◆ Instruction
Tally the lines of the data that include the word "دولة" and state the total, nothing else.

◆ Items from a data source
▬▬▬▬▬▬

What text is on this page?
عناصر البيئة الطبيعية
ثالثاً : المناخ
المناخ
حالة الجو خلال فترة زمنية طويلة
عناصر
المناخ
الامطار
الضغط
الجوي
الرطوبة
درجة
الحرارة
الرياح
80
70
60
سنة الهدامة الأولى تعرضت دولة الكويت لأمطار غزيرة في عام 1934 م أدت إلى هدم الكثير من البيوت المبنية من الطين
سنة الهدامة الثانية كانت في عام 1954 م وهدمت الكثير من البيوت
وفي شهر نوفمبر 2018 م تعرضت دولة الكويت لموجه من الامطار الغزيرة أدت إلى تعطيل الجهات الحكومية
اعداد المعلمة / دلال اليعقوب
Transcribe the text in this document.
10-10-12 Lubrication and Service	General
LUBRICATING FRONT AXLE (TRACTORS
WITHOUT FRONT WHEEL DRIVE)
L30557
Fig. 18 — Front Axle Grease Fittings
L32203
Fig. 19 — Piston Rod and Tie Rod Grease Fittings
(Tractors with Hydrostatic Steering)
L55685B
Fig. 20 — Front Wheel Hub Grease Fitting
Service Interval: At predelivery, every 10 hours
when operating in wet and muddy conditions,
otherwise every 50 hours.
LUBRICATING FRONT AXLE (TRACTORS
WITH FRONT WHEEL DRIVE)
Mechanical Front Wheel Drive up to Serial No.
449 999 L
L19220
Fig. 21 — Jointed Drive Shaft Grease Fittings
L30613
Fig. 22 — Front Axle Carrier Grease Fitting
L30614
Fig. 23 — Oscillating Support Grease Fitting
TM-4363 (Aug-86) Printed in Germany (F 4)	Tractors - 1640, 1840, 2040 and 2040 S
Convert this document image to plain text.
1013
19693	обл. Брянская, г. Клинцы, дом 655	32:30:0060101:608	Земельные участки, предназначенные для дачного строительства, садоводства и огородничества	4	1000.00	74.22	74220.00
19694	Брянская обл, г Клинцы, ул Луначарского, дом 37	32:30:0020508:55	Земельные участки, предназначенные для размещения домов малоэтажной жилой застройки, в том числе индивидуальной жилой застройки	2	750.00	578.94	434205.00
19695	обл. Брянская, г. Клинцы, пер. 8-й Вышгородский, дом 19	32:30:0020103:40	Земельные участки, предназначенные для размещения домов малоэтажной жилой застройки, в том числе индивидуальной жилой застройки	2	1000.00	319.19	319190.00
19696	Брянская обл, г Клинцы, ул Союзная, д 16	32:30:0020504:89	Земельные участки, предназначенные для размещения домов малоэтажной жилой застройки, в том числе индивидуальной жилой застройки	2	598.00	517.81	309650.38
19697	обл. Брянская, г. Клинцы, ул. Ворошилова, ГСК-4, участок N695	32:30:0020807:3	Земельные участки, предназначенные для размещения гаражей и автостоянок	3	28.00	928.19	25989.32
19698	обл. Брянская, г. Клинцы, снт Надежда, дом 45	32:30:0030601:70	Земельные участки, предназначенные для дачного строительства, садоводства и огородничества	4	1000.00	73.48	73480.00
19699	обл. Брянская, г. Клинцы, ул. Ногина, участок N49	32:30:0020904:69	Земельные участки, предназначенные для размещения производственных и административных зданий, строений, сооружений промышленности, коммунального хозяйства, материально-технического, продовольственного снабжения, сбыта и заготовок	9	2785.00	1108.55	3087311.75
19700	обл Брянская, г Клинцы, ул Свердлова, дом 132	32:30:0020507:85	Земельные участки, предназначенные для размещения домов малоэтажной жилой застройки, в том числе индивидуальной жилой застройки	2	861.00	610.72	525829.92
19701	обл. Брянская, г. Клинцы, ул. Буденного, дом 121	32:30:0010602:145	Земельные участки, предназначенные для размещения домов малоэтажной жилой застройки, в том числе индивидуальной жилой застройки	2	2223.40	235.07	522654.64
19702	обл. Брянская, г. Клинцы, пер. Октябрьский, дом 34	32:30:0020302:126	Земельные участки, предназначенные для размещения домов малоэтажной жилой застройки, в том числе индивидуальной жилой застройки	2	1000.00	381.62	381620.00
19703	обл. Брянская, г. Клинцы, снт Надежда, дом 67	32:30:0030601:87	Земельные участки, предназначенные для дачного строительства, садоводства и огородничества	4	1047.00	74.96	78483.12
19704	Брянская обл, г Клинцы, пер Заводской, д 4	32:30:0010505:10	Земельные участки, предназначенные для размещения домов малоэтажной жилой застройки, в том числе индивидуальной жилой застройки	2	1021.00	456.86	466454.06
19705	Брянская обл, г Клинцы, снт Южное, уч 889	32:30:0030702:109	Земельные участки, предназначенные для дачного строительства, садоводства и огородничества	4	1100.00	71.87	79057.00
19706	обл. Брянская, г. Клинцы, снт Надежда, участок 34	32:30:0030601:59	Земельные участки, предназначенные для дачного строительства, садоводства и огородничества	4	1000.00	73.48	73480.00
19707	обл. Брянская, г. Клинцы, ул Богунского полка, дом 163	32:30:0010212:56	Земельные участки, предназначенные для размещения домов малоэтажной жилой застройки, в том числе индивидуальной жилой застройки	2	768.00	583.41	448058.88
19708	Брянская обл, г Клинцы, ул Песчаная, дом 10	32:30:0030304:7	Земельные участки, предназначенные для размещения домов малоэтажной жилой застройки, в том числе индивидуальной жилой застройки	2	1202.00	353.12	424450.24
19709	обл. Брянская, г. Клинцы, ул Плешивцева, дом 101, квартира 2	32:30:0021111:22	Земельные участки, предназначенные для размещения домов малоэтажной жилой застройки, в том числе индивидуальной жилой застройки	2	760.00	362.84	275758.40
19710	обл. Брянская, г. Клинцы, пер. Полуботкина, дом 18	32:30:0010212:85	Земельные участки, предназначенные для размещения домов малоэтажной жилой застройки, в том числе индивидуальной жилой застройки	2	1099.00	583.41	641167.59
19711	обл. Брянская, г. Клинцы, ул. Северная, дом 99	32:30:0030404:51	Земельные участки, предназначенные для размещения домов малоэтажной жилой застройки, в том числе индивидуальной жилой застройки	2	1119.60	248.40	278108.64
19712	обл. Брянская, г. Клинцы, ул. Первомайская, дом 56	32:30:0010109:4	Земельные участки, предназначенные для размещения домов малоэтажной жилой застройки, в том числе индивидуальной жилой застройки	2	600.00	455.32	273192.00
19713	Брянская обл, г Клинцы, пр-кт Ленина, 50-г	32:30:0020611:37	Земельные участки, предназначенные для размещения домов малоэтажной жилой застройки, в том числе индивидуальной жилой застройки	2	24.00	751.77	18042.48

▬▬▬▬▬▬

◆ Answer in full
2